## What is needed
Establish how many lines in the material include the string "реализацию" and report it as a lone number.

★ ★ ★ ★

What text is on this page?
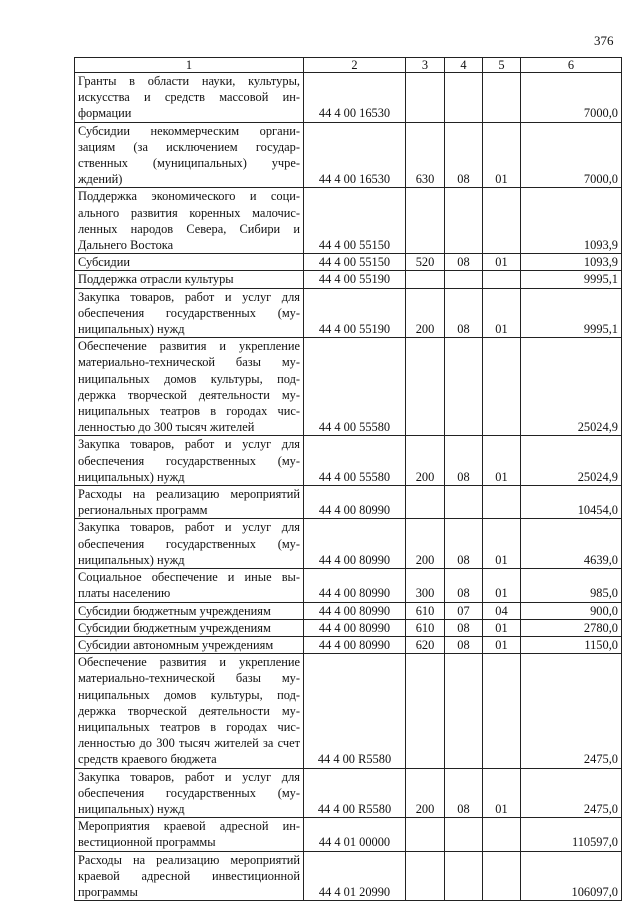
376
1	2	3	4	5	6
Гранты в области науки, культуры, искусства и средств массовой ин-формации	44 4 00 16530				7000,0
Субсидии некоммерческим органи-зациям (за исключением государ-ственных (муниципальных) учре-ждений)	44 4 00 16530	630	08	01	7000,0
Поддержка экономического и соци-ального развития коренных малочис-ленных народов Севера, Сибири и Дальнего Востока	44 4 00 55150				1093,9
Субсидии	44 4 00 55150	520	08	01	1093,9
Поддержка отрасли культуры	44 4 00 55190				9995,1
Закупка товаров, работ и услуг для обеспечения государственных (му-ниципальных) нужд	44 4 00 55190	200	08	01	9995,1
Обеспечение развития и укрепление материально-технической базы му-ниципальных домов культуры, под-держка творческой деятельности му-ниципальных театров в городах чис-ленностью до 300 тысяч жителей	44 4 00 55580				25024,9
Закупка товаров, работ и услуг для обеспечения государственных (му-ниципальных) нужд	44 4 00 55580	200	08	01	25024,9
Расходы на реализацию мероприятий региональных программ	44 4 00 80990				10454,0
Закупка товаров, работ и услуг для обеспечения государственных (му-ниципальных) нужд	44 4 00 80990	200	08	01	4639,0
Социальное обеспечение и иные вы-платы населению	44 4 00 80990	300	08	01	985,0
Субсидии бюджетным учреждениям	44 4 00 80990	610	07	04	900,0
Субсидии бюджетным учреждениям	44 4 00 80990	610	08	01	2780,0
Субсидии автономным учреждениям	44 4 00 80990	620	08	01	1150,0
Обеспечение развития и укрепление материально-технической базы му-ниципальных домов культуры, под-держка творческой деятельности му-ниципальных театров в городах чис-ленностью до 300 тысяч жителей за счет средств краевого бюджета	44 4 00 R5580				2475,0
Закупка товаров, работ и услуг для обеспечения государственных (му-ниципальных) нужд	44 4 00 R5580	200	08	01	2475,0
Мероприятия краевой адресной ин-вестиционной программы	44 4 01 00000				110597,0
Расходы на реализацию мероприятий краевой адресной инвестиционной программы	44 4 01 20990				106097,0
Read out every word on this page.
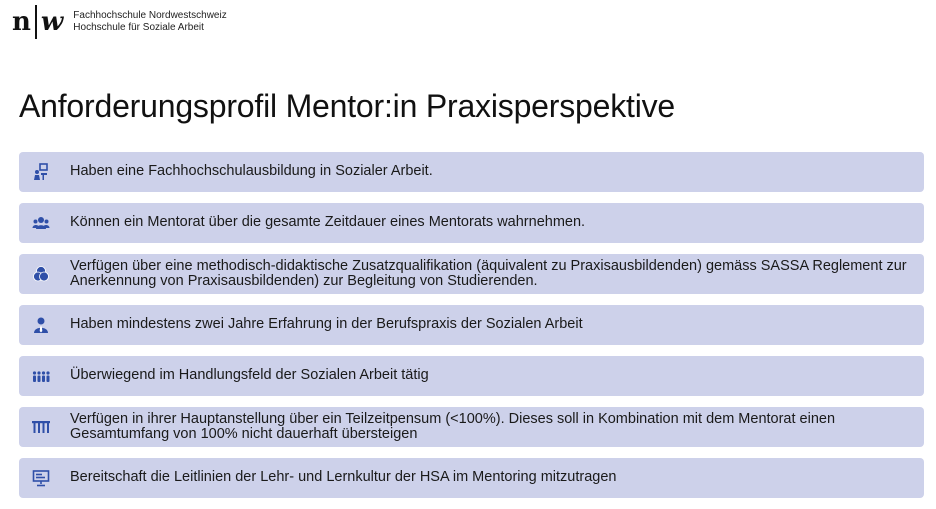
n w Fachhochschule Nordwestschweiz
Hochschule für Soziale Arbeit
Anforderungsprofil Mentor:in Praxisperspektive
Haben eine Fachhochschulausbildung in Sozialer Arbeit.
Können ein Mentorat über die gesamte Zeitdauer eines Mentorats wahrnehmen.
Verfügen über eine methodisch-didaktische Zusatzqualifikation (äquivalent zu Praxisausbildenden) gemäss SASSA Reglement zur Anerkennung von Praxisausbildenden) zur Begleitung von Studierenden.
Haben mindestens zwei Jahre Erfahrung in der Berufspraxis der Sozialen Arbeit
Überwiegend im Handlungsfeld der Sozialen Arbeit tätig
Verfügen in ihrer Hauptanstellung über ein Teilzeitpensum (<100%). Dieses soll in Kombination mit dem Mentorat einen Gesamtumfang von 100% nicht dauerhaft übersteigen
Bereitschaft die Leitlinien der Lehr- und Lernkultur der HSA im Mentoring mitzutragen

★ ★ ★ ★

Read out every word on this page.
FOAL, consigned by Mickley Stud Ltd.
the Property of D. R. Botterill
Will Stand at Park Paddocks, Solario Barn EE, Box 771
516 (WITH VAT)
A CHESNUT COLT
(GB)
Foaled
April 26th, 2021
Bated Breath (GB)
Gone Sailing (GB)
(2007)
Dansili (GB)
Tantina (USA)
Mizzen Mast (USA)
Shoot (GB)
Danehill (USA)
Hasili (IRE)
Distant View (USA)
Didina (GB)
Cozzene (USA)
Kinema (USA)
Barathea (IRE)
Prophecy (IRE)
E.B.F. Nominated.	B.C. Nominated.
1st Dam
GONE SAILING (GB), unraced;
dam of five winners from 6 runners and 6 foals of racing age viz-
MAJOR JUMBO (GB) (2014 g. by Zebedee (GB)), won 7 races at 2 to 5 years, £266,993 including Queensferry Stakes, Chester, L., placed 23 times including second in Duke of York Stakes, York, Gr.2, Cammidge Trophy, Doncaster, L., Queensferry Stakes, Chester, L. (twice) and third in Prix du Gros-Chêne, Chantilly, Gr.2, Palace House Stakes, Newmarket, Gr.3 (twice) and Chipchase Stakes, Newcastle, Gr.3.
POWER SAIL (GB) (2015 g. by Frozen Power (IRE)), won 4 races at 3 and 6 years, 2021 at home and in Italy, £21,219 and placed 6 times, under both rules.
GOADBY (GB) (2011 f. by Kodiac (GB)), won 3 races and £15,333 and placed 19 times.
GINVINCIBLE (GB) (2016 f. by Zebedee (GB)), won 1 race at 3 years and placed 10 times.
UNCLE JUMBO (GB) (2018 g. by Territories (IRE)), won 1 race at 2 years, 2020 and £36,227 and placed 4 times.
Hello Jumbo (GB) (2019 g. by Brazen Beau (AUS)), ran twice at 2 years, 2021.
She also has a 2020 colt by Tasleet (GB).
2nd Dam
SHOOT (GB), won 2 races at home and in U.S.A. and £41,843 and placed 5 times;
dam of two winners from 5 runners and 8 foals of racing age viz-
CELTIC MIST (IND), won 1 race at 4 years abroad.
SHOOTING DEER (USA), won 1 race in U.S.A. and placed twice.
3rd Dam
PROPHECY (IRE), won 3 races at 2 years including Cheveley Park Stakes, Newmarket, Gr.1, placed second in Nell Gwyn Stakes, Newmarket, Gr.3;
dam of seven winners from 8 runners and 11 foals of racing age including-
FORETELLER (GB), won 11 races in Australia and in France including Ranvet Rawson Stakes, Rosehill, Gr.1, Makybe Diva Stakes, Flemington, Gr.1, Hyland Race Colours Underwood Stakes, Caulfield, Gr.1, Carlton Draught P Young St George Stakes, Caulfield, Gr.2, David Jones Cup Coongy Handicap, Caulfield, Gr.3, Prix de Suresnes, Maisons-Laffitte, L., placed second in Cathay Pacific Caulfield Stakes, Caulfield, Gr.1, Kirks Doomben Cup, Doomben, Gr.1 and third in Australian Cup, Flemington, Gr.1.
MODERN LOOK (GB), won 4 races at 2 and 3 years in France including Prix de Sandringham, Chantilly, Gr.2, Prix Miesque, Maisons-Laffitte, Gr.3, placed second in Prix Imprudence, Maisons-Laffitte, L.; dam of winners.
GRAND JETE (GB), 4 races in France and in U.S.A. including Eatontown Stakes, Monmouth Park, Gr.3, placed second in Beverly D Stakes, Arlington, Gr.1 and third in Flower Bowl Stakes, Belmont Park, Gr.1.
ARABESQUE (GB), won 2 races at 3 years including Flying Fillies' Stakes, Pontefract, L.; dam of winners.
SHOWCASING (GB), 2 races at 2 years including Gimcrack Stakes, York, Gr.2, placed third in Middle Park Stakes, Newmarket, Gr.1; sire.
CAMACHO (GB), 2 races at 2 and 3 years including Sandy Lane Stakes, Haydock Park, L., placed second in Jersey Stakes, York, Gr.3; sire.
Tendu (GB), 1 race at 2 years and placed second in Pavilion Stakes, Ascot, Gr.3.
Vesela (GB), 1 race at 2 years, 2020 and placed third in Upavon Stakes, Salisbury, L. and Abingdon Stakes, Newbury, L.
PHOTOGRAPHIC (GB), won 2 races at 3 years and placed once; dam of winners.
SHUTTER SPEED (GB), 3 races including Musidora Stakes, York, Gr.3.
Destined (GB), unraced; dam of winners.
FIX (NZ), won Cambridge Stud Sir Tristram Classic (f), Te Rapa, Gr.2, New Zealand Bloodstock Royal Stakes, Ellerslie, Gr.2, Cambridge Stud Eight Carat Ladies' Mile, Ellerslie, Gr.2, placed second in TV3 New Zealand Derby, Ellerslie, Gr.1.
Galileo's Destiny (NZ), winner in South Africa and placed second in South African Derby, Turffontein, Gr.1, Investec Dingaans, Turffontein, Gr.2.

★ ★ ★ ★

## Exercise response
2